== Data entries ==

--- start ---

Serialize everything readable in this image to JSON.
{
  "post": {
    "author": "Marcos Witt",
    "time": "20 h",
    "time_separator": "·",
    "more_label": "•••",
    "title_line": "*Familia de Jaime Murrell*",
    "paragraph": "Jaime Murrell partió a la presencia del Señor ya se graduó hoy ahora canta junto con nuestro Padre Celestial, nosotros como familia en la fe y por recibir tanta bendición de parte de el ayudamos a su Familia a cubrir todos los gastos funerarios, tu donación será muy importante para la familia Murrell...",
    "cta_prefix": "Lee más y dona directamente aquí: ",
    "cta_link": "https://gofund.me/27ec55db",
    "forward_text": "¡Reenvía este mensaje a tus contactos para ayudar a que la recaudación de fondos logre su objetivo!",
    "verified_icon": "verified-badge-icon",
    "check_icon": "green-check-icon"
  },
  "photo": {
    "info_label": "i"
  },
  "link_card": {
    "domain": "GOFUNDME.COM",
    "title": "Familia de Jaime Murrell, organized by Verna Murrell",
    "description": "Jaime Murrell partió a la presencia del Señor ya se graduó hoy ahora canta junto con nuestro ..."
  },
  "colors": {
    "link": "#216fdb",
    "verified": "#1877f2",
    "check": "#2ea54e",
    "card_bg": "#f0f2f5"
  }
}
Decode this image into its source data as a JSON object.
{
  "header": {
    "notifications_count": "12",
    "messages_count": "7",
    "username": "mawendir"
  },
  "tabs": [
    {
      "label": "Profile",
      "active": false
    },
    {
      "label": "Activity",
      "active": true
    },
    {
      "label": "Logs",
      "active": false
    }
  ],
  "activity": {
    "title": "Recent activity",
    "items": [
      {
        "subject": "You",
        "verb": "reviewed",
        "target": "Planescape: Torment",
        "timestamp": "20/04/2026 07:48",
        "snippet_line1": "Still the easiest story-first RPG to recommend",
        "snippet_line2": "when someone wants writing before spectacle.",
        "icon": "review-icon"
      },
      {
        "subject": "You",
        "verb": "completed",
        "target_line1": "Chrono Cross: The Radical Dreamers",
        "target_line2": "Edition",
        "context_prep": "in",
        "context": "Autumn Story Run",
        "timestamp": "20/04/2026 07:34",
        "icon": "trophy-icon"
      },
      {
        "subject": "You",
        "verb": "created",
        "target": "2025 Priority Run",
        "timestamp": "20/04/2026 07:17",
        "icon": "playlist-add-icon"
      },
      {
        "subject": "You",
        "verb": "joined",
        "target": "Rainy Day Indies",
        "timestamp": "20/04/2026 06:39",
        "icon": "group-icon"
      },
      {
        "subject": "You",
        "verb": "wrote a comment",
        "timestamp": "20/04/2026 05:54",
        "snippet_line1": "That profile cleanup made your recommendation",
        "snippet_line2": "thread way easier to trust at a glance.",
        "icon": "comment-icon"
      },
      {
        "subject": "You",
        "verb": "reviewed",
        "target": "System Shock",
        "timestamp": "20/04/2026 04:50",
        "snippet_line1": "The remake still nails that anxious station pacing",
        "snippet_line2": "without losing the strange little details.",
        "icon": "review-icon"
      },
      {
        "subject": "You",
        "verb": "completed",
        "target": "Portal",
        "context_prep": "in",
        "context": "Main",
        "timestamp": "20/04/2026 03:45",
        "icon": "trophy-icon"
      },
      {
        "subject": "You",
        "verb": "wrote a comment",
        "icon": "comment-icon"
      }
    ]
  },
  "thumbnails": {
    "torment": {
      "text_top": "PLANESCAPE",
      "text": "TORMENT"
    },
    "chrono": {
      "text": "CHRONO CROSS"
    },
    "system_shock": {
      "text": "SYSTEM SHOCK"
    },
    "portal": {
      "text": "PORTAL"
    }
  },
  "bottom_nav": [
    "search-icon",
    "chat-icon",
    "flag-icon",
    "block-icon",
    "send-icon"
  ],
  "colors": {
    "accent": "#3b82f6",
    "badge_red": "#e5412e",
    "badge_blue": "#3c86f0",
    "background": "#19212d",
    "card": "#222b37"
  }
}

--- end ---

== Task to complete ==
Word for word, extract all the records.

== In response ==
Serialize everything readable in this image to JSON.
{
  "post": {
    "author": "Marcos Witt",
    "time": "20 h",
    "time_separator": "·",
    "more_label": "•••",
    "title_line": "*Familia de Jaime Murrell*",
    "paragraph": "Jaime Murrell partió a la presencia del Señor ya se graduó hoy ahora canta junto con nuestro Padre Celestial, nosotros como familia en la fe y por recibir tanta bendición de parte de el ayudamos a su Familia a cubrir todos los gastos funerarios, tu donación será muy importante para la familia Murrell...",
    "cta_prefix": "Lee más y dona directamente aquí: ",
    "cta_link": "https://gofund.me/27ec55db",
    "forward_text": "¡Reenvía este mensaje a tus contactos para ayudar a que la recaudación de fondos logre su objetivo!",
    "verified_icon": "verified-badge-icon",
    "check_icon": "green-check-icon"
  },
  "photo": {
    "info_label": "i"
  },
  "link_card": {
    "domain": "GOFUNDME.COM",
    "title": "Familia de Jaime Murrell, organized by Verna Murrell",
    "description": "Jaime Murrell partió a la presencia del Señor ya se graduó hoy ahora canta junto con nuestro ..."
  },
  "colors": {
    "link": "#216fdb",
    "verified": "#1877f2",
    "check": "#2ea54e",
    "card_bg": "#f0f2f5"
  }
}
Decode this image into its source data as a JSON object.
{
  "header": {
    "notifications_count": "12",
    "messages_count": "7",
    "username": "mawendir"
  },
  "tabs": [
    {
      "label": "Profile",
      "active": false
    },
    {
      "label": "Activity",
      "active": true
    },
    {
      "label": "Logs",
      "active": false
    }
  ],
  "activity": {
    "title": "Recent activity",
    "items": [
      {
        "subject": "You",
        "verb": "reviewed",
        "target": "Planescape: Torment",
        "timestamp": "20/04/2026 07:48",
        "snippet_line1": "Still the easiest story-first RPG to recommend",
        "snippet_line2": "when someone wants writing before spectacle.",
        "icon": "review-icon"
      },
      {
        "subject": "You",
        "verb": "completed",
        "target_line1": "Chrono Cross: The Radical Dreamers",
        "target_line2": "Edition",
        "context_prep": "in",
        "context": "Autumn Story Run",
        "timestamp": "20/04/2026 07:34",
        "icon": "trophy-icon"
      },
      {
        "subject": "You",
        "verb": "created",
        "target": "2025 Priority Run",
        "timestamp": "20/04/2026 07:17",
        "icon": "playlist-add-icon"
      },
      {
        "subject": "You",
        "verb": "joined",
        "target": "Rainy Day Indies",
        "timestamp": "20/04/2026 06:39",
        "icon": "group-icon"
      },
      {
        "subject": "You",
        "verb": "wrote a comment",
        "timestamp": "20/04/2026 05:54",
        "snippet_line1": "That profile cleanup made your recommendation",
        "snippet_line2": "thread way easier to trust at a glance.",
        "icon": "comment-icon"
      },
      {
        "subject": "You",
        "verb": "reviewed",
        "target": "System Shock",
        "timestamp": "20/04/2026 04:50",
        "snippet_line1": "The remake still nails that anxious station pacing",
        "snippet_line2": "without losing the strange little details.",
        "icon": "review-icon"
      },
      {
        "subject": "You",
        "verb": "completed",
        "target": "Portal",
        "context_prep": "in",
        "context": "Main",
        "timestamp": "20/04/2026 03:45",
        "icon": "trophy-icon"
      },
      {
        "subject": "You",
        "verb": "wrote a comment",
        "icon": "comment-icon"
      }
    ]
  },
  "thumbnails": {
    "torment": {
      "text_top": "PLANESCAPE",
      "text": "TORMENT"
    },
    "chrono": {
      "text": "CHRONO CROSS"
    },
    "system_shock": {
      "text": "SYSTEM SHOCK"
    },
    "portal": {
      "text": "PORTAL"
    }
  },
  "bottom_nav": [
    "search-icon",
    "chat-icon",
    "flag-icon",
    "block-icon",
    "send-icon"
  ],
  "colors": {
    "accent": "#3b82f6",
    "badge_red": "#e5412e",
    "badge_blue": "#3c86f0",
    "background": "#19212d",
    "card": "#222b37"
  }
}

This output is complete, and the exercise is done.